EXTRACTED ENTRIES:
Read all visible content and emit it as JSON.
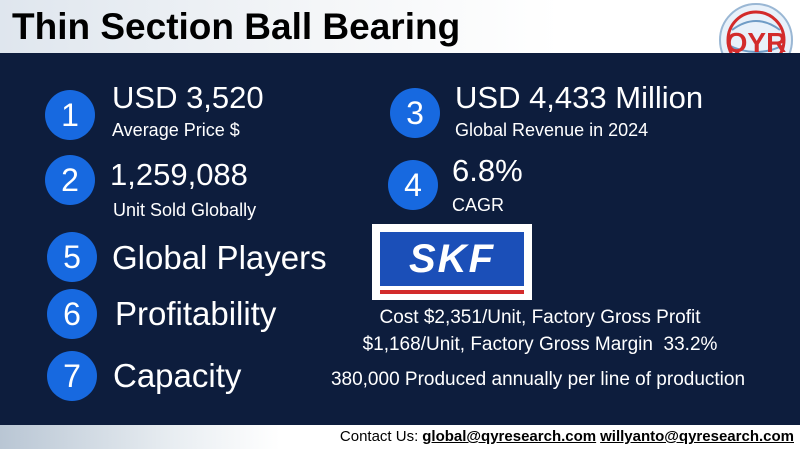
{
  "header": {
    "title": "Thin Section Ball Bearing",
    "logo": "QYR"
  },
  "metrics": [
    {
      "number": "1",
      "value": "USD 3,520",
      "label": "Average Price $"
    },
    {
      "number": "2",
      "value": "1,259,088",
      "label": "Unit Sold Globally"
    },
    {
      "number": "3",
      "value": "USD 4,433 Million",
      "label": "Global Revenue in 2024"
    },
    {
      "number": "4",
      "value": "6.8%",
      "label": "CAGR"
    }
  ],
  "sections": [
    {
      "number": "5",
      "title": "Global Players",
      "logo": "SKF"
    },
    {
      "number": "6",
      "title": "Profitability",
      "lines": [
        "Cost $2,351/Unit, Factory Gross Profit",
        "$1,168/Unit, Factory Gross Margin  33.2%"
      ]
    },
    {
      "number": "7",
      "title": "Capacity",
      "lines": [
        "380,000 Produced annually per line of production"
      ]
    }
  ],
  "footer": {
    "label": "Contact Us:",
    "emails": [
      "global@qyresearch.com",
      "willyanto@qyresearch.com"
    ]
  }
}
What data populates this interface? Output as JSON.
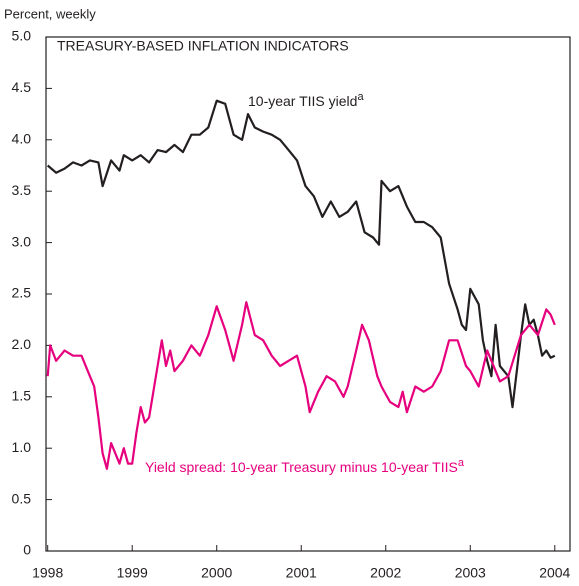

GOAL:
Write out the entries again, exactly as given, skipping any images.

EXERCISE OUTPUT:
Read all visible content and emit it as JSON.
{
  "header": {
    "title": "Thin Section Ball Bearing",
    "logo": "QYR"
  },
  "metrics": [
    {
      "number": "1",
      "value": "USD 3,520",
      "label": "Average Price $"
    },
    {
      "number": "2",
      "value": "1,259,088",
      "label": "Unit Sold Globally"
    },
    {
      "number": "3",
      "value": "USD 4,433 Million",
      "label": "Global Revenue in 2024"
    },
    {
      "number": "4",
      "value": "6.8%",
      "label": "CAGR"
    }
  ],
  "sections": [
    {
      "number": "5",
      "title": "Global Players",
      "logo": "SKF"
    },
    {
      "number": "6",
      "title": "Profitability",
      "lines": [
        "Cost $2,351/Unit, Factory Gross Profit",
        "$1,168/Unit, Factory Gross Margin  33.2%"
      ]
    },
    {
      "number": "7",
      "title": "Capacity",
      "lines": [
        "380,000 Produced annually per line of production"
      ]
    }
  ],
  "footer": {
    "label": "Contact Us:",
    "emails": [
      "global@qyresearch.com",
      "willyanto@qyresearch.com"
    ]
  }
}
What data populates this interface? Output as JSON.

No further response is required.